— Start of PROVIDED MATERIAL —

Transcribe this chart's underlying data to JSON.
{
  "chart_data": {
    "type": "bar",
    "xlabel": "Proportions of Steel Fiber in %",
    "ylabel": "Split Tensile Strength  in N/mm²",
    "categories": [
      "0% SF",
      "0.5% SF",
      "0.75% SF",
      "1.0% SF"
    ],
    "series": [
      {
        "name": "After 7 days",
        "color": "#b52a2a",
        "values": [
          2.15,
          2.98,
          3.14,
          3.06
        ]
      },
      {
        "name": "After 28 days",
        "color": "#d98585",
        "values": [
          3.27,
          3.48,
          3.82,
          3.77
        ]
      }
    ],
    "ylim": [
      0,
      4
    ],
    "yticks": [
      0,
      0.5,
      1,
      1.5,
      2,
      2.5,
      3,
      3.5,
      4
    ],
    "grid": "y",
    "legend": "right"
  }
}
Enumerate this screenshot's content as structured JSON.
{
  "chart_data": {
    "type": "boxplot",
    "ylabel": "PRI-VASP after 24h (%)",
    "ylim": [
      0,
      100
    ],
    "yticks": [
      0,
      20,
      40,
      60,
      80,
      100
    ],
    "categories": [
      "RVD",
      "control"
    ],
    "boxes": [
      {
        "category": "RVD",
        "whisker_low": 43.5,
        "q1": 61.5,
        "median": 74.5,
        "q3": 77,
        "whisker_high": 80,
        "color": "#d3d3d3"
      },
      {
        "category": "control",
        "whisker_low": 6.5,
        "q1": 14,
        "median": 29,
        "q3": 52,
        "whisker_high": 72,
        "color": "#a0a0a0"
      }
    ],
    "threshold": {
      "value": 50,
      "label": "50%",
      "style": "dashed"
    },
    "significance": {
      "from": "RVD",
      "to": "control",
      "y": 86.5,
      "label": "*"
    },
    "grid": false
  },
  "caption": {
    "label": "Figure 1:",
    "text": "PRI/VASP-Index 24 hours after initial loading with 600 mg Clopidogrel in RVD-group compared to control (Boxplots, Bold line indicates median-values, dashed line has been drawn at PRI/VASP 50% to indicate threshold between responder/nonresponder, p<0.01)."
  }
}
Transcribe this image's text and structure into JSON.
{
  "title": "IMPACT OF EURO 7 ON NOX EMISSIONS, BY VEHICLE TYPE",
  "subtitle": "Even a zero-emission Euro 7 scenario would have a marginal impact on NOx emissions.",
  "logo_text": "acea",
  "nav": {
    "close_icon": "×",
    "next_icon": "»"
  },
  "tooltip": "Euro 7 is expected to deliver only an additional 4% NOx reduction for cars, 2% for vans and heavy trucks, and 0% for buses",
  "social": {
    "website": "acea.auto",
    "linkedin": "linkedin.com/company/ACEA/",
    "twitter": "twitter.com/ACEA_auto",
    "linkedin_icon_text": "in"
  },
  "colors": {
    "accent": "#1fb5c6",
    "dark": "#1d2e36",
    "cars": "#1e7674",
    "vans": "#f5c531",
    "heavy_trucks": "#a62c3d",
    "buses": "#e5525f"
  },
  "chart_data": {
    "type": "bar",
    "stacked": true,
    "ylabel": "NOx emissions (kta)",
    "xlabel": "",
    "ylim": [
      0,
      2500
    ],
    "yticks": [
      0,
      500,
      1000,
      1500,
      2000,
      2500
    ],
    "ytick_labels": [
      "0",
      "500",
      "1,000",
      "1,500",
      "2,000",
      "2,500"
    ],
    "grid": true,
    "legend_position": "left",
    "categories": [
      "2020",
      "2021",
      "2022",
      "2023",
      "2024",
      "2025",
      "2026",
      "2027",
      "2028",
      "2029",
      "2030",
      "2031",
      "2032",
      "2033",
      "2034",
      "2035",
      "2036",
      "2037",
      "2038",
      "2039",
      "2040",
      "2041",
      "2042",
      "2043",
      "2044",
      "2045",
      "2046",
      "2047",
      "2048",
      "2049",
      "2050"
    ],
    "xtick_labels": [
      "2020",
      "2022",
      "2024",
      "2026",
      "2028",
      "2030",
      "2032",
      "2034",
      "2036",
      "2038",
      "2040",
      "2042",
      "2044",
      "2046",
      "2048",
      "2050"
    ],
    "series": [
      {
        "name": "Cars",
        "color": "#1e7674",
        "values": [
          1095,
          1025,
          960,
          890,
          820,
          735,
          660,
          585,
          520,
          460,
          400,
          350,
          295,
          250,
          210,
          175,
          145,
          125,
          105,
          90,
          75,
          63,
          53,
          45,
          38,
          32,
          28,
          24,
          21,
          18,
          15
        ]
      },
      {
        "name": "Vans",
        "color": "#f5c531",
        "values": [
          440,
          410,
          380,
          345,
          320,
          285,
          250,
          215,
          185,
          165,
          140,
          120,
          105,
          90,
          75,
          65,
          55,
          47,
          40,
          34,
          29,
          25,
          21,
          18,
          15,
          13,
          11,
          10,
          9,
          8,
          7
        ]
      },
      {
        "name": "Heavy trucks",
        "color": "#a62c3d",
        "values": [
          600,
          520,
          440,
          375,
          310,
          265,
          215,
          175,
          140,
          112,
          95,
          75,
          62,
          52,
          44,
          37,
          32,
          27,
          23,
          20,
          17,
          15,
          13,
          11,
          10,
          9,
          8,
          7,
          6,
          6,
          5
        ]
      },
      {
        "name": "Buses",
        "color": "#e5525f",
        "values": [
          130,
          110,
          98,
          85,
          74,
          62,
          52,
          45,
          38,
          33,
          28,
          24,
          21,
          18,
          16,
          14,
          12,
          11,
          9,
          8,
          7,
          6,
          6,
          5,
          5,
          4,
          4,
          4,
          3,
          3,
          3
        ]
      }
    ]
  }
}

— End of PROVIDED MATERIAL —

GOAL: Take the records above and return them exactly as written.

CORRECT ANSWER:
Transcribe this chart's underlying data to JSON.
{
  "chart_data": {
    "type": "bar",
    "xlabel": "Proportions of Steel Fiber in %",
    "ylabel": "Split Tensile Strength  in N/mm²",
    "categories": [
      "0% SF",
      "0.5% SF",
      "0.75% SF",
      "1.0% SF"
    ],
    "series": [
      {
        "name": "After 7 days",
        "color": "#b52a2a",
        "values": [
          2.15,
          2.98,
          3.14,
          3.06
        ]
      },
      {
        "name": "After 28 days",
        "color": "#d98585",
        "values": [
          3.27,
          3.48,
          3.82,
          3.77
        ]
      }
    ],
    "ylim": [
      0,
      4
    ],
    "yticks": [
      0,
      0.5,
      1,
      1.5,
      2,
      2.5,
      3,
      3.5,
      4
    ],
    "grid": "y",
    "legend": "right"
  }
}
Enumerate this screenshot's content as structured JSON.
{
  "chart_data": {
    "type": "boxplot",
    "ylabel": "PRI-VASP after 24h (%)",
    "ylim": [
      0,
      100
    ],
    "yticks": [
      0,
      20,
      40,
      60,
      80,
      100
    ],
    "categories": [
      "RVD",
      "control"
    ],
    "boxes": [
      {
        "category": "RVD",
        "whisker_low": 43.5,
        "q1": 61.5,
        "median": 74.5,
        "q3": 77,
        "whisker_high": 80,
        "color": "#d3d3d3"
      },
      {
        "category": "control",
        "whisker_low": 6.5,
        "q1": 14,
        "median": 29,
        "q3": 52,
        "whisker_high": 72,
        "color": "#a0a0a0"
      }
    ],
    "threshold": {
      "value": 50,
      "label": "50%",
      "style": "dashed"
    },
    "significance": {
      "from": "RVD",
      "to": "control",
      "y": 86.5,
      "label": "*"
    },
    "grid": false
  },
  "caption": {
    "label": "Figure 1:",
    "text": "PRI/VASP-Index 24 hours after initial loading with 600 mg Clopidogrel in RVD-group compared to control (Boxplots, Bold line indicates median-values, dashed line has been drawn at PRI/VASP 50% to indicate threshold between responder/nonresponder, p<0.01)."
  }
}
Transcribe this image's text and structure into JSON.
{
  "title": "IMPACT OF EURO 7 ON NOX EMISSIONS, BY VEHICLE TYPE",
  "subtitle": "Even a zero-emission Euro 7 scenario would have a marginal impact on NOx emissions.",
  "logo_text": "acea",
  "nav": {
    "close_icon": "×",
    "next_icon": "»"
  },
  "tooltip": "Euro 7 is expected to deliver only an additional 4% NOx reduction for cars, 2% for vans and heavy trucks, and 0% for buses",
  "social": {
    "website": "acea.auto",
    "linkedin": "linkedin.com/company/ACEA/",
    "twitter": "twitter.com/ACEA_auto",
    "linkedin_icon_text": "in"
  },
  "colors": {
    "accent": "#1fb5c6",
    "dark": "#1d2e36",
    "cars": "#1e7674",
    "vans": "#f5c531",
    "heavy_trucks": "#a62c3d",
    "buses": "#e5525f"
  },
  "chart_data": {
    "type": "bar",
    "stacked": true,
    "ylabel": "NOx emissions (kta)",
    "xlabel": "",
    "ylim": [
      0,
      2500
    ],
    "yticks": [
      0,
      500,
      1000,
      1500,
      2000,
      2500
    ],
    "ytick_labels": [
      "0",
      "500",
      "1,000",
      "1,500",
      "2,000",
      "2,500"
    ],
    "grid": true,
    "legend_position": "left",
    "categories": [
      "2020",
      "2021",
      "2022",
      "2023",
      "2024",
      "2025",
      "2026",
      "2027",
      "2028",
      "2029",
      "2030",
      "2031",
      "2032",
      "2033",
      "2034",
      "2035",
      "2036",
      "2037",
      "2038",
      "2039",
      "2040",
      "2041",
      "2042",
      "2043",
      "2044",
      "2045",
      "2046",
      "2047",
      "2048",
      "2049",
      "2050"
    ],
    "xtick_labels": [
      "2020",
      "2022",
      "2024",
      "2026",
      "2028",
      "2030",
      "2032",
      "2034",
      "2036",
      "2038",
      "2040",
      "2042",
      "2044",
      "2046",
      "2048",
      "2050"
    ],
    "series": [
      {
        "name": "Cars",
        "color": "#1e7674",
        "values": [
          1095,
          1025,
          960,
          890,
          820,
          735,
          660,
          585,
          520,
          460,
          400,
          350,
          295,
          250,
          210,
          175,
          145,
          125,
          105,
          90,
          75,
          63,
          53,
          45,
          38,
          32,
          28,
          24,
          21,
          18,
          15
        ]
      },
      {
        "name": "Vans",
        "color": "#f5c531",
        "values": [
          440,
          410,
          380,
          345,
          320,
          285,
          250,
          215,
          185,
          165,
          140,
          120,
          105,
          90,
          75,
          65,
          55,
          47,
          40,
          34,
          29,
          25,
          21,
          18,
          15,
          13,
          11,
          10,
          9,
          8,
          7
        ]
      },
      {
        "name": "Heavy trucks",
        "color": "#a62c3d",
        "values": [
          600,
          520,
          440,
          375,
          310,
          265,
          215,
          175,
          140,
          112,
          95,
          75,
          62,
          52,
          44,
          37,
          32,
          27,
          23,
          20,
          17,
          15,
          13,
          11,
          10,
          9,
          8,
          7,
          6,
          6,
          5
        ]
      },
      {
        "name": "Buses",
        "color": "#e5525f",
        "values": [
          130,
          110,
          98,
          85,
          74,
          62,
          52,
          45,
          38,
          33,
          28,
          24,
          21,
          18,
          16,
          14,
          12,
          11,
          9,
          8,
          7,
          6,
          6,
          5,
          5,
          4,
          4,
          4,
          3,
          3,
          3
        ]
      }
    ]
  }
}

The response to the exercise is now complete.